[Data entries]
━━━━━━━━━━━━━━━━
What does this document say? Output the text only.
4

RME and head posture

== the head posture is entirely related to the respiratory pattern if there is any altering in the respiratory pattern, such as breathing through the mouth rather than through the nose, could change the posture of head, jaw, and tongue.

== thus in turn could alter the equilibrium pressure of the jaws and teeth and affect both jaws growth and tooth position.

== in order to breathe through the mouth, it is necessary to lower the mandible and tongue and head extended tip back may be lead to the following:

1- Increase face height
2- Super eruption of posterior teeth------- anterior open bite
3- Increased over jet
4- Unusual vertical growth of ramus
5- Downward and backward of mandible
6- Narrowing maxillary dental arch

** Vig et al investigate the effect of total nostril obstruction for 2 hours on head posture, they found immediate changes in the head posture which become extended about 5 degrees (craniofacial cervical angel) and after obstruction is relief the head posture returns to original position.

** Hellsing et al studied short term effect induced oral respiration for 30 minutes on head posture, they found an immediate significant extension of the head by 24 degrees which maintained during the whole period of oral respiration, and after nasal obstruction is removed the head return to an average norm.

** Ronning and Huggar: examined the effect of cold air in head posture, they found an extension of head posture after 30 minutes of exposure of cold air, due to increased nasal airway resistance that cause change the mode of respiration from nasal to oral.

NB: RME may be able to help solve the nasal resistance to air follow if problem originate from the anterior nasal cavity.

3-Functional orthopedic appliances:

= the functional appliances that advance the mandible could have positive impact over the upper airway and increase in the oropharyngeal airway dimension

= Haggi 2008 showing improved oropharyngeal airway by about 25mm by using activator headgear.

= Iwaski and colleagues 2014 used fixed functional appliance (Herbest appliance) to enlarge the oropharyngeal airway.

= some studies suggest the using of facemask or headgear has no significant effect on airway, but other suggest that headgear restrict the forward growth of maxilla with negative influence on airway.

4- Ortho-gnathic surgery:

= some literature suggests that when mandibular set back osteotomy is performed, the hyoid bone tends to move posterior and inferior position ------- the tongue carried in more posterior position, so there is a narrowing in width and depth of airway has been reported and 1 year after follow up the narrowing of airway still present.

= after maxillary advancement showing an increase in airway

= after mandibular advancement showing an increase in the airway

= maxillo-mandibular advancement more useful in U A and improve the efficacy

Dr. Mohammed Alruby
━━━━━━━━━━━━━━━━
■ TASK GOAL: Restate each record word for word.

■ EXERCISE SOLUTION:
What does this document say? Output the text only.
4

RME and head posture

== the head posture is entirely related to the respiratory pattern if there is any altering in the respiratory pattern, such as breathing through the mouth rather than through the nose, could change the posture of head, jaw, and tongue.

== thus in turn could alter the equilibrium pressure of the jaws and teeth and affect both jaws growth and tooth position.

== in order to breathe through the mouth, it is necessary to lower the mandible and tongue and head extended tip back may be lead to the following:

1- Increase face height
2- Super eruption of posterior teeth------- anterior open bite
3- Increased over jet
4- Unusual vertical growth of ramus
5- Downward and backward of mandible
6- Narrowing maxillary dental arch

** Vig et al investigate the effect of total nostril obstruction for 2 hours on head posture, they found immediate changes in the head posture which become extended about 5 degrees (craniofacial cervical angel) and after obstruction is relief the head posture returns to original position.

** Hellsing et al studied short term effect induced oral respiration for 30 minutes on head posture, they found an immediate significant extension of the head by 24 degrees which maintained during the whole period of oral respiration, and after nasal obstruction is removed the head return to an average norm.

** Ronning and Huggar: examined the effect of cold air in head posture, they found an extension of head posture after 30 minutes of exposure of cold air, due to increased nasal airway resistance that cause change the mode of respiration from nasal to oral.

NB: RME may be able to help solve the nasal resistance to air follow if problem originate from the anterior nasal cavity.

3-Functional orthopedic appliances:

= the functional appliances that advance the mandible could have positive impact over the upper airway and increase in the oropharyngeal airway dimension

= Haggi 2008 showing improved oropharyngeal airway by about 25mm by using activator headgear.

= Iwaski and colleagues 2014 used fixed functional appliance (Herbest appliance) to enlarge the oropharyngeal airway.

= some studies suggest the using of facemask or headgear has no significant effect on airway, but other suggest that headgear restrict the forward growth of maxilla with negative influence on airway.

4- Ortho-gnathic surgery:

= some literature suggests that when mandibular set back osteotomy is performed, the hyoid bone tends to move posterior and inferior position ------- the tongue carried in more posterior position, so there is a narrowing in width and depth of airway has been reported and 1 year after follow up the narrowing of airway still present.

= after maxillary advancement showing an increase in airway

= after mandibular advancement showing an increase in the airway

= maxillo-mandibular advancement more useful in U A and improve the efficacy

Dr. Mohammed Alruby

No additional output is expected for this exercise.